— begin —

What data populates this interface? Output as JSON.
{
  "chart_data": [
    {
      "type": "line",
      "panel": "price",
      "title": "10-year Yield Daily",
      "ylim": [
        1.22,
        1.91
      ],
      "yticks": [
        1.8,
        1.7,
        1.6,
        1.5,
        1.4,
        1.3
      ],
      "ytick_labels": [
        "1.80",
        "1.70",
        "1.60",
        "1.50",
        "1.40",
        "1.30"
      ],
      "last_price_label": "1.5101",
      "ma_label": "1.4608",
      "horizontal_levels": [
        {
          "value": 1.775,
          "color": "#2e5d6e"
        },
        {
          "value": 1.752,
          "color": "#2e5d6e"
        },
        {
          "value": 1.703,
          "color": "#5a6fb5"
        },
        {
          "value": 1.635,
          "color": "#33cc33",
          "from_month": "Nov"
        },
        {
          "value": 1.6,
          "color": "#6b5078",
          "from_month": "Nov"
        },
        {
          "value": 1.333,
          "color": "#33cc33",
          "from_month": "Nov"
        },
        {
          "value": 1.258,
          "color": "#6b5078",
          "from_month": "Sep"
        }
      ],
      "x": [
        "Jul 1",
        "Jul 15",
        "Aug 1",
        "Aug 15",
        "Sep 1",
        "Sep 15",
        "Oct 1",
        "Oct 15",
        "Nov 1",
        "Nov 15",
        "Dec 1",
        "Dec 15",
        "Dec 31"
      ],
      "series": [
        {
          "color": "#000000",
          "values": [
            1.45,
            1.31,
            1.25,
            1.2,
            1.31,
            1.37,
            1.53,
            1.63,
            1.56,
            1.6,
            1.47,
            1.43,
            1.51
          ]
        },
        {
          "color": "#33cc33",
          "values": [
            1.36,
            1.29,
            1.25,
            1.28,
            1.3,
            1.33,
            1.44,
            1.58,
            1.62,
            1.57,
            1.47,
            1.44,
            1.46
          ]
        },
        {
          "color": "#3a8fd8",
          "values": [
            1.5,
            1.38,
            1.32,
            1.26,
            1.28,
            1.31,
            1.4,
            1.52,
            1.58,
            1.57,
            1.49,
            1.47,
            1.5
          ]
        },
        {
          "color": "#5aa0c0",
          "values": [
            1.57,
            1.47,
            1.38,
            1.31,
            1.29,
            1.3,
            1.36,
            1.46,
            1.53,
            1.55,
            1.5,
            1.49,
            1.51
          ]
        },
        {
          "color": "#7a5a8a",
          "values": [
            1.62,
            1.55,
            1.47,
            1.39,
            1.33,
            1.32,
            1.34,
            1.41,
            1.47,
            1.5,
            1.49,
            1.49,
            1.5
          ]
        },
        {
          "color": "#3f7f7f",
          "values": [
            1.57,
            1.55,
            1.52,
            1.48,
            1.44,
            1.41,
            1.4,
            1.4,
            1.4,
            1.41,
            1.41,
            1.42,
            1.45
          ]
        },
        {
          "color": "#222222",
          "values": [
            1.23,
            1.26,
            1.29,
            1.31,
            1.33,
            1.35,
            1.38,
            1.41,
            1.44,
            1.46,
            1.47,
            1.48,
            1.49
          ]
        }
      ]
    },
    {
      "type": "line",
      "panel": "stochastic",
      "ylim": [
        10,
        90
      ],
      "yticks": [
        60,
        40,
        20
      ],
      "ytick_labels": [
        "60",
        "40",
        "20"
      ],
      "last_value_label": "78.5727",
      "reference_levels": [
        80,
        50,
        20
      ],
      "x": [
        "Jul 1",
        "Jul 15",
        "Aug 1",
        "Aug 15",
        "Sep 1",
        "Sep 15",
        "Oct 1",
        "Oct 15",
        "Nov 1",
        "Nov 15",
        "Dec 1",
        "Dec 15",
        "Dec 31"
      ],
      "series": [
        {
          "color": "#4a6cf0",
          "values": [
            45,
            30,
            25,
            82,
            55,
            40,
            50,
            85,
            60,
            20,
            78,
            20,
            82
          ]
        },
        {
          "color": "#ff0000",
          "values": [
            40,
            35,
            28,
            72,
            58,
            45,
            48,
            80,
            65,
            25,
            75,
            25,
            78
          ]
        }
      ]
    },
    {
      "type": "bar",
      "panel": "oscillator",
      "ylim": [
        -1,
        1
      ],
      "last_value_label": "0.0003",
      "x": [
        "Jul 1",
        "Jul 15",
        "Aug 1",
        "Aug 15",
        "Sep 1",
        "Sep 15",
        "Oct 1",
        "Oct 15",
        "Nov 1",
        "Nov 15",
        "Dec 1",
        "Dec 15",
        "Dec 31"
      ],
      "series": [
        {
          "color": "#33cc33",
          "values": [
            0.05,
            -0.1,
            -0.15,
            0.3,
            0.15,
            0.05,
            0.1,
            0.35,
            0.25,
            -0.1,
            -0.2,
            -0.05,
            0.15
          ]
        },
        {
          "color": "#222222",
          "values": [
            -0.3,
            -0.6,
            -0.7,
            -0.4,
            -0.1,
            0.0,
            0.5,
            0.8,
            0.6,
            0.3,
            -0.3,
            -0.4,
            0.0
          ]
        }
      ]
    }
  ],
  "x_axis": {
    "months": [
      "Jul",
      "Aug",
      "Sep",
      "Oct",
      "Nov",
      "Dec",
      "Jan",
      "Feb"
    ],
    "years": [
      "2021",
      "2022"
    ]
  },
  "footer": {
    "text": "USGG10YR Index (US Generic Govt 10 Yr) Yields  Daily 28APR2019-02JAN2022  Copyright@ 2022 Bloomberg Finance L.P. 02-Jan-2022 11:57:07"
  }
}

— end —

■ Stated exercise:
Copy all data exactly, start to finish.

■ Task output:
What data populates this interface? Output as JSON.
{
  "chart_data": [
    {
      "type": "line",
      "panel": "price",
      "title": "10-year Yield Daily",
      "ylim": [
        1.22,
        1.91
      ],
      "yticks": [
        1.8,
        1.7,
        1.6,
        1.5,
        1.4,
        1.3
      ],
      "ytick_labels": [
        "1.80",
        "1.70",
        "1.60",
        "1.50",
        "1.40",
        "1.30"
      ],
      "last_price_label": "1.5101",
      "ma_label": "1.4608",
      "horizontal_levels": [
        {
          "value": 1.775,
          "color": "#2e5d6e"
        },
        {
          "value": 1.752,
          "color": "#2e5d6e"
        },
        {
          "value": 1.703,
          "color": "#5a6fb5"
        },
        {
          "value": 1.635,
          "color": "#33cc33",
          "from_month": "Nov"
        },
        {
          "value": 1.6,
          "color": "#6b5078",
          "from_month": "Nov"
        },
        {
          "value": 1.333,
          "color": "#33cc33",
          "from_month": "Nov"
        },
        {
          "value": 1.258,
          "color": "#6b5078",
          "from_month": "Sep"
        }
      ],
      "x": [
        "Jul 1",
        "Jul 15",
        "Aug 1",
        "Aug 15",
        "Sep 1",
        "Sep 15",
        "Oct 1",
        "Oct 15",
        "Nov 1",
        "Nov 15",
        "Dec 1",
        "Dec 15",
        "Dec 31"
      ],
      "series": [
        {
          "color": "#000000",
          "values": [
            1.45,
            1.31,
            1.25,
            1.2,
            1.31,
            1.37,
            1.53,
            1.63,
            1.56,
            1.6,
            1.47,
            1.43,
            1.51
          ]
        },
        {
          "color": "#33cc33",
          "values": [
            1.36,
            1.29,
            1.25,
            1.28,
            1.3,
            1.33,
            1.44,
            1.58,
            1.62,
            1.57,
            1.47,
            1.44,
            1.46
          ]
        },
        {
          "color": "#3a8fd8",
          "values": [
            1.5,
            1.38,
            1.32,
            1.26,
            1.28,
            1.31,
            1.4,
            1.52,
            1.58,
            1.57,
            1.49,
            1.47,
            1.5
          ]
        },
        {
          "color": "#5aa0c0",
          "values": [
            1.57,
            1.47,
            1.38,
            1.31,
            1.29,
            1.3,
            1.36,
            1.46,
            1.53,
            1.55,
            1.5,
            1.49,
            1.51
          ]
        },
        {
          "color": "#7a5a8a",
          "values": [
            1.62,
            1.55,
            1.47,
            1.39,
            1.33,
            1.32,
            1.34,
            1.41,
            1.47,
            1.5,
            1.49,
            1.49,
            1.5
          ]
        },
        {
          "color": "#3f7f7f",
          "values": [
            1.57,
            1.55,
            1.52,
            1.48,
            1.44,
            1.41,
            1.4,
            1.4,
            1.4,
            1.41,
            1.41,
            1.42,
            1.45
          ]
        },
        {
          "color": "#222222",
          "values": [
            1.23,
            1.26,
            1.29,
            1.31,
            1.33,
            1.35,
            1.38,
            1.41,
            1.44,
            1.46,
            1.47,
            1.48,
            1.49
          ]
        }
      ]
    },
    {
      "type": "line",
      "panel": "stochastic",
      "ylim": [
        10,
        90
      ],
      "yticks": [
        60,
        40,
        20
      ],
      "ytick_labels": [
        "60",
        "40",
        "20"
      ],
      "last_value_label": "78.5727",
      "reference_levels": [
        80,
        50,
        20
      ],
      "x": [
        "Jul 1",
        "Jul 15",
        "Aug 1",
        "Aug 15",
        "Sep 1",
        "Sep 15",
        "Oct 1",
        "Oct 15",
        "Nov 1",
        "Nov 15",
        "Dec 1",
        "Dec 15",
        "Dec 31"
      ],
      "series": [
        {
          "color": "#4a6cf0",
          "values": [
            45,
            30,
            25,
            82,
            55,
            40,
            50,
            85,
            60,
            20,
            78,
            20,
            82
          ]
        },
        {
          "color": "#ff0000",
          "values": [
            40,
            35,
            28,
            72,
            58,
            45,
            48,
            80,
            65,
            25,
            75,
            25,
            78
          ]
        }
      ]
    },
    {
      "type": "bar",
      "panel": "oscillator",
      "ylim": [
        -1,
        1
      ],
      "last_value_label": "0.0003",
      "x": [
        "Jul 1",
        "Jul 15",
        "Aug 1",
        "Aug 15",
        "Sep 1",
        "Sep 15",
        "Oct 1",
        "Oct 15",
        "Nov 1",
        "Nov 15",
        "Dec 1",
        "Dec 15",
        "Dec 31"
      ],
      "series": [
        {
          "color": "#33cc33",
          "values": [
            0.05,
            -0.1,
            -0.15,
            0.3,
            0.15,
            0.05,
            0.1,
            0.35,
            0.25,
            -0.1,
            -0.2,
            -0.05,
            0.15
          ]
        },
        {
          "color": "#222222",
          "values": [
            -0.3,
            -0.6,
            -0.7,
            -0.4,
            -0.1,
            0.0,
            0.5,
            0.8,
            0.6,
            0.3,
            -0.3,
            -0.4,
            0.0
          ]
        }
      ]
    }
  ],
  "x_axis": {
    "months": [
      "Jul",
      "Aug",
      "Sep",
      "Oct",
      "Nov",
      "Dec",
      "Jan",
      "Feb"
    ],
    "years": [
      "2021",
      "2022"
    ]
  },
  "footer": {
    "text": "USGG10YR Index (US Generic Govt 10 Yr) Yields  Daily 28APR2019-02JAN2022  Copyright@ 2022 Bloomberg Finance L.P. 02-Jan-2022 11:57:07"
  }
}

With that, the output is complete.